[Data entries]
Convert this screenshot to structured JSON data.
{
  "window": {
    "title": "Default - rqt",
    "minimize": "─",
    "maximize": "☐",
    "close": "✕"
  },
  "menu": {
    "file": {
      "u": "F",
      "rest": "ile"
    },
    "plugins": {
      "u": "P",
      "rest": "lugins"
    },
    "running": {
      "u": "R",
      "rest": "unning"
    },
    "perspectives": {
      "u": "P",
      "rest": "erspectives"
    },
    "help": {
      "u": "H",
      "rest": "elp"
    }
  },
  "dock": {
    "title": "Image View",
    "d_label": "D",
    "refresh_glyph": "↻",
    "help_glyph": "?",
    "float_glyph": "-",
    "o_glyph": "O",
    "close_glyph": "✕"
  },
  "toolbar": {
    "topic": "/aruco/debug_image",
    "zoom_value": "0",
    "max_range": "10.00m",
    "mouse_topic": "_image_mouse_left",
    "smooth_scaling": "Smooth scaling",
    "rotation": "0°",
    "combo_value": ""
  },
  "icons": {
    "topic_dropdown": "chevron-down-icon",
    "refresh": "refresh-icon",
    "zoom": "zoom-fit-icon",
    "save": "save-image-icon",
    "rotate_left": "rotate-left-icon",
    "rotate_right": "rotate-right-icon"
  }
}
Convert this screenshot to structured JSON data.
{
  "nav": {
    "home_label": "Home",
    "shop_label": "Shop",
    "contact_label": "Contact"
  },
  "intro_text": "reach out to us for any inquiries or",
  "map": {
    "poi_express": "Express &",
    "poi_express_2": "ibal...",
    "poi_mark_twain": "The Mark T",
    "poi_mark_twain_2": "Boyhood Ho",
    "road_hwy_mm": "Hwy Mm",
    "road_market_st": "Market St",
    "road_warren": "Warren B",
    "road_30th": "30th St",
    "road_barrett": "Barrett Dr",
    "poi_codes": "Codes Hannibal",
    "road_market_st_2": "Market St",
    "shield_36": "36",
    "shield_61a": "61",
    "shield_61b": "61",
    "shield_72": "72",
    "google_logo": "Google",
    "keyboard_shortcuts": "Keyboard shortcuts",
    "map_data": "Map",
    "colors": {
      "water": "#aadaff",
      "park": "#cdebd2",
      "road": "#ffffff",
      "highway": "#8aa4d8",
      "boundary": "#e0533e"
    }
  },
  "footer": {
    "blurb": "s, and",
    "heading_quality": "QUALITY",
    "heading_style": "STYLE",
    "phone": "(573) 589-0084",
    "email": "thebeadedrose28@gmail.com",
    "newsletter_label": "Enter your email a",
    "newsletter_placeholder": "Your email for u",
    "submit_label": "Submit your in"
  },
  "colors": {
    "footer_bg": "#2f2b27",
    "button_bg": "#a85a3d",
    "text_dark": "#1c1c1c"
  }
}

What to do: Retype the records in full. Keep every line identical to the original.

Reply to the task:
Convert this screenshot to structured JSON data.
{
  "window": {
    "title": "Default - rqt",
    "minimize": "─",
    "maximize": "☐",
    "close": "✕"
  },
  "menu": {
    "file": {
      "u": "F",
      "rest": "ile"
    },
    "plugins": {
      "u": "P",
      "rest": "lugins"
    },
    "running": {
      "u": "R",
      "rest": "unning"
    },
    "perspectives": {
      "u": "P",
      "rest": "erspectives"
    },
    "help": {
      "u": "H",
      "rest": "elp"
    }
  },
  "dock": {
    "title": "Image View",
    "d_label": "D",
    "refresh_glyph": "↻",
    "help_glyph": "?",
    "float_glyph": "-",
    "o_glyph": "O",
    "close_glyph": "✕"
  },
  "toolbar": {
    "topic": "/aruco/debug_image",
    "zoom_value": "0",
    "max_range": "10.00m",
    "mouse_topic": "_image_mouse_left",
    "smooth_scaling": "Smooth scaling",
    "rotation": "0°",
    "combo_value": ""
  },
  "icons": {
    "topic_dropdown": "chevron-down-icon",
    "refresh": "refresh-icon",
    "zoom": "zoom-fit-icon",
    "save": "save-image-icon",
    "rotate_left": "rotate-left-icon",
    "rotate_right": "rotate-right-icon"
  }
}
Convert this screenshot to structured JSON data.
{
  "nav": {
    "home_label": "Home",
    "shop_label": "Shop",
    "contact_label": "Contact"
  },
  "intro_text": "reach out to us for any inquiries or",
  "map": {
    "poi_express": "Express &",
    "poi_express_2": "ibal...",
    "poi_mark_twain": "The Mark T",
    "poi_mark_twain_2": "Boyhood Ho",
    "road_hwy_mm": "Hwy Mm",
    "road_market_st": "Market St",
    "road_warren": "Warren B",
    "road_30th": "30th St",
    "road_barrett": "Barrett Dr",
    "poi_codes": "Codes Hannibal",
    "road_market_st_2": "Market St",
    "shield_36": "36",
    "shield_61a": "61",
    "shield_61b": "61",
    "shield_72": "72",
    "google_logo": "Google",
    "keyboard_shortcuts": "Keyboard shortcuts",
    "map_data": "Map",
    "colors": {
      "water": "#aadaff",
      "park": "#cdebd2",
      "road": "#ffffff",
      "highway": "#8aa4d8",
      "boundary": "#e0533e"
    }
  },
  "footer": {
    "blurb": "s, and",
    "heading_quality": "QUALITY",
    "heading_style": "STYLE",
    "phone": "(573) 589-0084",
    "email": "thebeadedrose28@gmail.com",
    "newsletter_label": "Enter your email a",
    "newsletter_placeholder": "Your email for u",
    "submit_label": "Submit your in"
  },
  "colors": {
    "footer_bg": "#2f2b27",
    "button_bg": "#a85a3d",
    "text_dark": "#1c1c1c"
  }
}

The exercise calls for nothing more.